═══ GIVEN PASSAGE

By Jeffrey Van Camp
In the next few days, Apple plans to release a patch to its Mac OS X to kill the "Mac Defender" virus that has been tricking Apple users into giving away their credit card information. News of the patch comes from Apple's Support site, which now has an entire page dedicated to the malware, which has been spreading across the Mac world.
"In the coming days, Apple will deliver a Mac OS X software update that will automatically find and remove Mac Defender malware and its known variants," says Apple. " The update will also help protect users by providing an explicit warning if they download this malware."
However, for those with more immediate problems, Apple has provided a guide to avoid installing the malicious software, which also goes by the names MacSecurity and MacProtecter, and how to remove it if you've already made a huge mistake and installed it. If you haven't yet installed Mac Defender, Apple recommends Force Quitting your browser before it installs or aborting the installation and dragging the installer out of your downloads folder and into the Trash. If you've already installed it, follow the steps on the site, which we've also included below.
The Mac Defender virus attacks users if they click on an infected link on the Web, usually in a search engine like Google. Many of the infected websites have been positioned using search engine optimization (SEO), so they appear high in results. Once infected, a window pops up telling a user that the computer is infected with a virus. The real virus is, of course, Mac Defender, which masquerades as an antivirus problem that will supposedly delete the virus for a fee of somewhere between $59.95 and $79.95. The virus also hijacks your browser and displays pornography.

══════

TASK GOAL
Quote the Mac Defender article in full, word for word. The material after this comes from a different source.

═══ DATA LISTING

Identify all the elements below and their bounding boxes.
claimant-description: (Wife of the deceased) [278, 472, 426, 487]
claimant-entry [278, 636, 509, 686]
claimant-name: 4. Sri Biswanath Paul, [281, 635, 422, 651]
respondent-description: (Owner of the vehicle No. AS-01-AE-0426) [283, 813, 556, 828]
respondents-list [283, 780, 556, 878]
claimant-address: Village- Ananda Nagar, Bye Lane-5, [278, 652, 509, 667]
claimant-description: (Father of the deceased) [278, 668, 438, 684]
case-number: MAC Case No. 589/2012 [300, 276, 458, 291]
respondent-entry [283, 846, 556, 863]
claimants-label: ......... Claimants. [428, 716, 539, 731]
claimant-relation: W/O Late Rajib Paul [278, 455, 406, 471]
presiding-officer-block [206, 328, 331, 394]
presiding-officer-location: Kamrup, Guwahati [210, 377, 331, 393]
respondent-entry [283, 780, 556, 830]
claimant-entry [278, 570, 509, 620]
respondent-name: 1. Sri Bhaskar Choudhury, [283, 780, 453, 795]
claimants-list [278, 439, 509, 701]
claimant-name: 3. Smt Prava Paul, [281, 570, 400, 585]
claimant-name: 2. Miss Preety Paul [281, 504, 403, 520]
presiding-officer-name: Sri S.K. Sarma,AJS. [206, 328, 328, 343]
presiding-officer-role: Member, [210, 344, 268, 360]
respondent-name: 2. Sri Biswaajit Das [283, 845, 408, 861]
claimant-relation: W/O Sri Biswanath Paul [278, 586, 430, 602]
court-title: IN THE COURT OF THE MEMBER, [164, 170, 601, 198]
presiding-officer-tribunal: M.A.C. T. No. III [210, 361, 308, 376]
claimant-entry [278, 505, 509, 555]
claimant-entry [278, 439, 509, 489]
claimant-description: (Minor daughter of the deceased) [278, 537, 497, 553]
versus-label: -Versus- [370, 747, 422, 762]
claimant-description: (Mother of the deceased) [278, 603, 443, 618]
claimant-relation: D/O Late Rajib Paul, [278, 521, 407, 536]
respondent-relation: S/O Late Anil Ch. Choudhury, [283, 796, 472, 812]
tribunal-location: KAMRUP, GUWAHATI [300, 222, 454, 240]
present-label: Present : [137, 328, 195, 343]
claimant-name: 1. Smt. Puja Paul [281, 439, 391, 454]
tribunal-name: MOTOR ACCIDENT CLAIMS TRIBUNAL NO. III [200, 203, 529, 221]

══════

WRITTEN REPLY
By Jeffrey Van Camp
In the next few days, Apple plans to release a patch to its Mac OS X to kill the "Mac Defender" virus that has been tricking Apple users into giving away their credit card information. News of the patch comes from Apple's Support site, which now has an entire page dedicated to the malware, which has been spreading across the Mac world.
"In the coming days, Apple will deliver a Mac OS X software update that will automatically find and remove Mac Defender malware and its known variants," says Apple. " The update will also help protect users by providing an explicit warning if they download this malware."
However, for those with more immediate problems, Apple has provided a guide to avoid installing the malicious software, which also goes by the names MacSecurity and MacProtecter, and how to remove it if you've already made a huge mistake and installed it. If you haven't yet installed Mac Defender, Apple recommends Force Quitting your browser before it installs or aborting the installation and dragging the installer out of your downloads folder and into the Trash. If you've already installed it, follow the steps on the site, which we've also included below.
The Mac Defender virus attacks users if they click on an infected link on the Web, usually in a search engine like Google. Many of the infected websites have been positioned using search engine optimization (SEO), so they appear high in results. Once infected, a window pops up telling a user that the computer is infected with a virus. The real virus is, of course, Mac Defender, which masquerades as an antivirus problem that will supposedly delete the virus for a fee of somewhere between $59.95 and $79.95. The virus also hijacks your browser and displays pornography.